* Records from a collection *
+++
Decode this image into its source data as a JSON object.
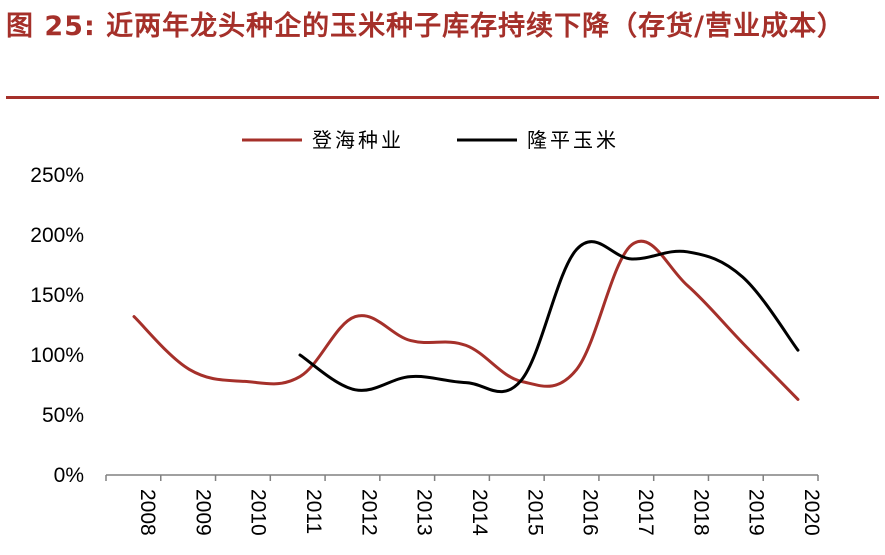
{
  "figure": {
    "title": "图 25: 近两年龙头种企的玉米种子库存持续下降（存货/营业成本）"
  },
  "colors": {
    "title": "#a5302a",
    "rule": "#a5302a"
  },
  "chart_data": {
    "type": "line",
    "x": [
      "2008",
      "2009",
      "2010",
      "2011",
      "2012",
      "2013",
      "2014",
      "2015",
      "2016",
      "2017",
      "2018",
      "2019",
      "2020"
    ],
    "yticks": [
      "0%",
      "50%",
      "100%",
      "150%",
      "200%",
      "250%"
    ],
    "ylim": [
      0,
      250
    ],
    "legend_position": "top-center",
    "series": [
      {
        "name": "登海种业",
        "color": "#a5302a",
        "values": [
          132,
          88,
          78,
          82,
          132,
          112,
          108,
          78,
          88,
          192,
          158,
          110,
          63
        ]
      },
      {
        "name": "隆平玉米",
        "color": "#000000",
        "values": [
          null,
          null,
          null,
          100,
          71,
          82,
          77,
          79,
          188,
          180,
          186,
          165,
          104
        ]
      }
    ]
  }
}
+++
* The task *
Copy every record above exactly, leaving out any pictures.

* Solved problem *
Decode this image into its source data as a JSON object.
{
  "figure": {
    "title": "图 25: 近两年龙头种企的玉米种子库存持续下降（存货/营业成本）"
  },
  "colors": {
    "title": "#a5302a",
    "rule": "#a5302a"
  },
  "chart_data": {
    "type": "line",
    "x": [
      "2008",
      "2009",
      "2010",
      "2011",
      "2012",
      "2013",
      "2014",
      "2015",
      "2016",
      "2017",
      "2018",
      "2019",
      "2020"
    ],
    "yticks": [
      "0%",
      "50%",
      "100%",
      "150%",
      "200%",
      "250%"
    ],
    "ylim": [
      0,
      250
    ],
    "legend_position": "top-center",
    "series": [
      {
        "name": "登海种业",
        "color": "#a5302a",
        "values": [
          132,
          88,
          78,
          82,
          132,
          112,
          108,
          78,
          88,
          192,
          158,
          110,
          63
        ]
      },
      {
        "name": "隆平玉米",
        "color": "#000000",
        "values": [
          null,
          null,
          null,
          100,
          71,
          82,
          77,
          79,
          188,
          180,
          186,
          165,
          104
        ]
      }
    ]
  }
}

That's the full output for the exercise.